→ **Given data**:
_____

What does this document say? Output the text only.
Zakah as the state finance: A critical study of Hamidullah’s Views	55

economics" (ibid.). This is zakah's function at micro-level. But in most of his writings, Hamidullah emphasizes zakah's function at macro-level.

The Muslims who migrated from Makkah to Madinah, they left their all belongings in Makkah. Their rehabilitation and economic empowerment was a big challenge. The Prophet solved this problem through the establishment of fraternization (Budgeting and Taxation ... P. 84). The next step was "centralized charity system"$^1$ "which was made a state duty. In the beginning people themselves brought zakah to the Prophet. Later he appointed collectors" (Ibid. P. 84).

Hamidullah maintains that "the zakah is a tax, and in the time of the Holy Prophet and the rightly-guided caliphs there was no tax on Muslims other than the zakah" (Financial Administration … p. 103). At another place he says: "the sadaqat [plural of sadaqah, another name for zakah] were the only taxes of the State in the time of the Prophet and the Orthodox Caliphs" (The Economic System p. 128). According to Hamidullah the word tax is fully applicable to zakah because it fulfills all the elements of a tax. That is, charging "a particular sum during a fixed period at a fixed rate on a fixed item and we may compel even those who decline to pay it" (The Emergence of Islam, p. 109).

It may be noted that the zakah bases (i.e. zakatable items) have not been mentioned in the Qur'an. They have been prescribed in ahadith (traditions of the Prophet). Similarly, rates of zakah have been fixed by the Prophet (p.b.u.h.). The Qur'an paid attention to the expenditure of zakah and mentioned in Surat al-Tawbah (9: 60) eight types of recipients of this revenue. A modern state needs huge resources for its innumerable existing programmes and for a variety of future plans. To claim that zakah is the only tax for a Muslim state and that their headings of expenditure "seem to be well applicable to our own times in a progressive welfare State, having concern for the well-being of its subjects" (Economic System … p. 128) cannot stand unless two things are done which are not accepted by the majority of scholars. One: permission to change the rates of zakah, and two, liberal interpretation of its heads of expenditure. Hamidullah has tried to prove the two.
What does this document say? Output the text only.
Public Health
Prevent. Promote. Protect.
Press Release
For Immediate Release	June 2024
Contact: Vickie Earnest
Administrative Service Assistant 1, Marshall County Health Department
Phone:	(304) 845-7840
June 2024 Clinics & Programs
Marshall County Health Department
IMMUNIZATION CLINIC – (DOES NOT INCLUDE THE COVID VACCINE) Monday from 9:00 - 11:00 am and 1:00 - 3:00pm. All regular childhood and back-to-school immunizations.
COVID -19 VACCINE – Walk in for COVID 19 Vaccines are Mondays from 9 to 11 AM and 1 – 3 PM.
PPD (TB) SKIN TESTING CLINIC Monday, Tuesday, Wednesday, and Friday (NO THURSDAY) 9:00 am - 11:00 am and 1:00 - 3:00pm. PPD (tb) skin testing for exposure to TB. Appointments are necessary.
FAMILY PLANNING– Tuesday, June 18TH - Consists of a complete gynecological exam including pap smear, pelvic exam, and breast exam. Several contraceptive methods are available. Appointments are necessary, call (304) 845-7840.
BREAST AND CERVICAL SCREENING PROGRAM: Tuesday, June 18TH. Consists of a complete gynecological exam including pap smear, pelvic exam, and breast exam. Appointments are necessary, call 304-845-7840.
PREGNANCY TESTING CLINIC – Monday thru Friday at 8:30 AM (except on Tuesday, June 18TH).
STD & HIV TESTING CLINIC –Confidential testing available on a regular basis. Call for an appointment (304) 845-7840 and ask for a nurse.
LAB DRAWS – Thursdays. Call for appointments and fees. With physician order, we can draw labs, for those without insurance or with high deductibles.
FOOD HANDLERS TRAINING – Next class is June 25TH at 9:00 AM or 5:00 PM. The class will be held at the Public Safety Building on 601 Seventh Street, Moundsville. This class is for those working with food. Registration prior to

_____

→ **Task goal**: Pull every line containing the word "VACCINE" out of the entries above.

→ **Answer for this exercise**:
IMMUNIZATION CLINIC – (DOES NOT INCLUDE THE COVID VACCINE) Monday from 9:00 - 11:00 am and 1:00 - 3:00pm. All regular childhood and back-to-school immunizations.
COVID -19 VACCINE – Walk in for COVID 19 Vaccines are Mondays from 9 to 11 AM and 1 – 3 PM.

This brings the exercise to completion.